Start of Data for processing
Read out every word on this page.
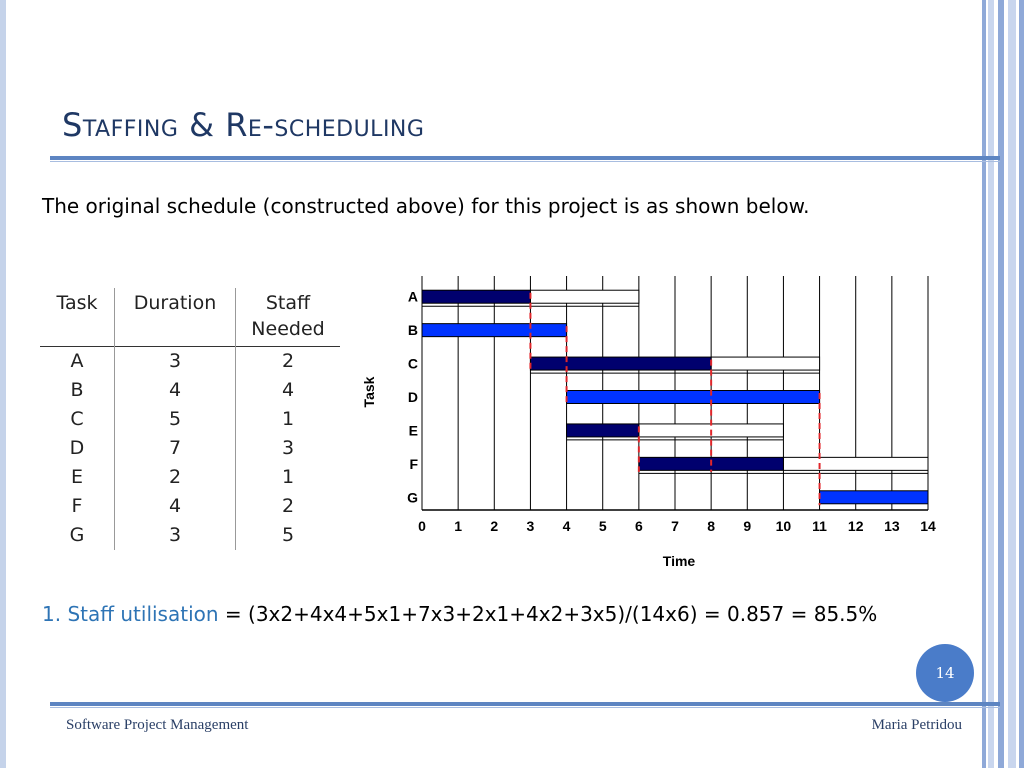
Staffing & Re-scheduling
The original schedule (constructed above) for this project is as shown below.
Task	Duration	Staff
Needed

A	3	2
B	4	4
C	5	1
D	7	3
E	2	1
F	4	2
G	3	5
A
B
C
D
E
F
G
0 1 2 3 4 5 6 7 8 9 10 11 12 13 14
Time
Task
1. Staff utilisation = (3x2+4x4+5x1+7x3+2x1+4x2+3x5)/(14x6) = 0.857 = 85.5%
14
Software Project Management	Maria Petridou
End of Data for processing
Start of Data for processing
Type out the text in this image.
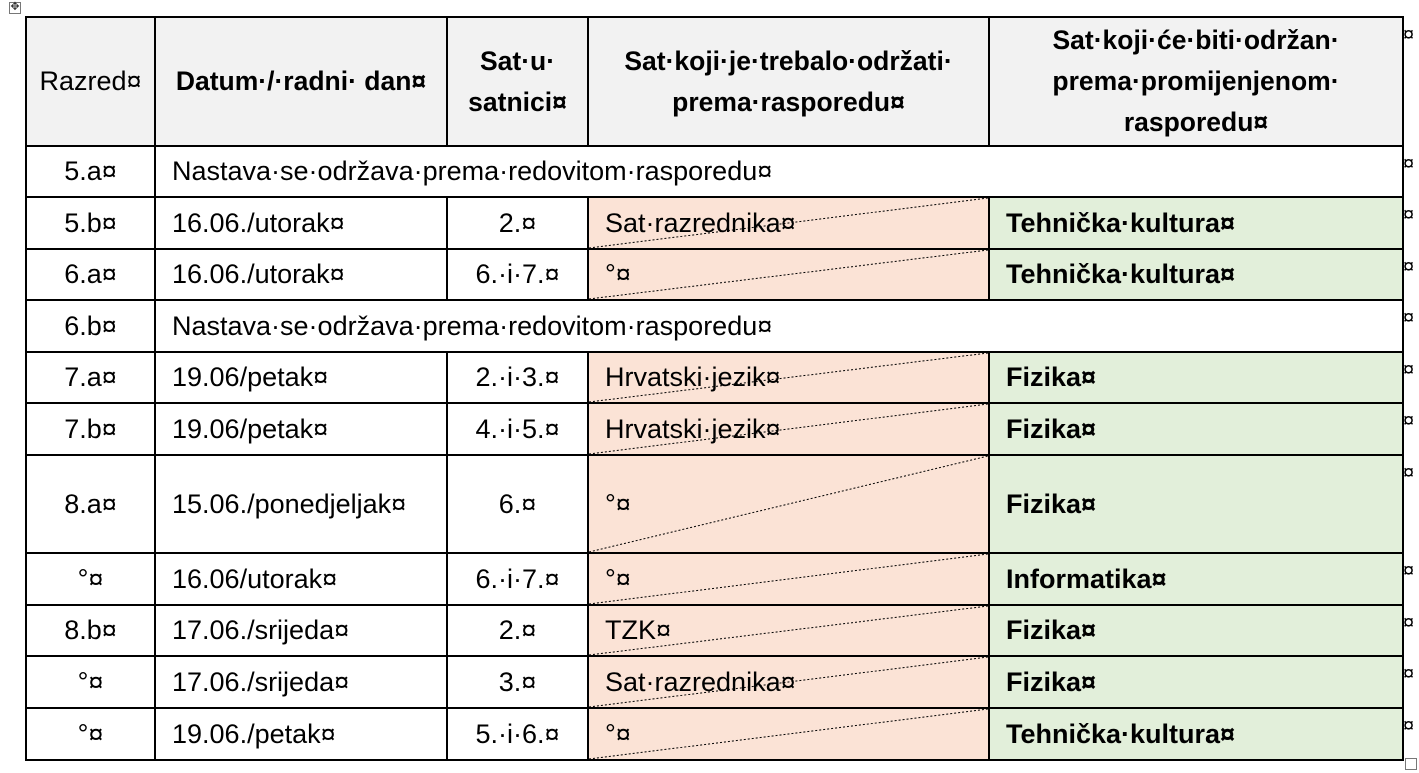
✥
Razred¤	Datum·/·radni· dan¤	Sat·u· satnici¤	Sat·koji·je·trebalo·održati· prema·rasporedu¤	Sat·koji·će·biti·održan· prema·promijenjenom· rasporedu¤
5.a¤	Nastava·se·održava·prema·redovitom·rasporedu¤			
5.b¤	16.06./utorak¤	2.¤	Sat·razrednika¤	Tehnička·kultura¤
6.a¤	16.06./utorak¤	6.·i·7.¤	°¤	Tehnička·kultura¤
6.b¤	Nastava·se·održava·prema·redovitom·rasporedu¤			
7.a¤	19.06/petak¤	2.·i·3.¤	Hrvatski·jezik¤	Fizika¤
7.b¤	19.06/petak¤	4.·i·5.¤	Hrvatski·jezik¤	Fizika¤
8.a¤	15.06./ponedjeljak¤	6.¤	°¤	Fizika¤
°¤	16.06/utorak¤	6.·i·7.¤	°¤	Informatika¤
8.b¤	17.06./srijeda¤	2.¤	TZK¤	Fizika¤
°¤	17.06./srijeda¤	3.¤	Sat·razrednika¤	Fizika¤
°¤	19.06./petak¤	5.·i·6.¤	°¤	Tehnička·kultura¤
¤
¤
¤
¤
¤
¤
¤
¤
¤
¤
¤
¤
End of Data for processing
Using the data above, copy each line that contains "Tehnička".

5.b¤	16.06./utorak¤	2.¤	Sat·razrednika¤	Tehnička·kultura¤
6.a¤	16.06./utorak¤	6.·i·7.¤	°¤	Tehnička·kultura¤
°¤	19.06./petak¤	5.·i·6.¤	°¤	Tehnička·kultura¤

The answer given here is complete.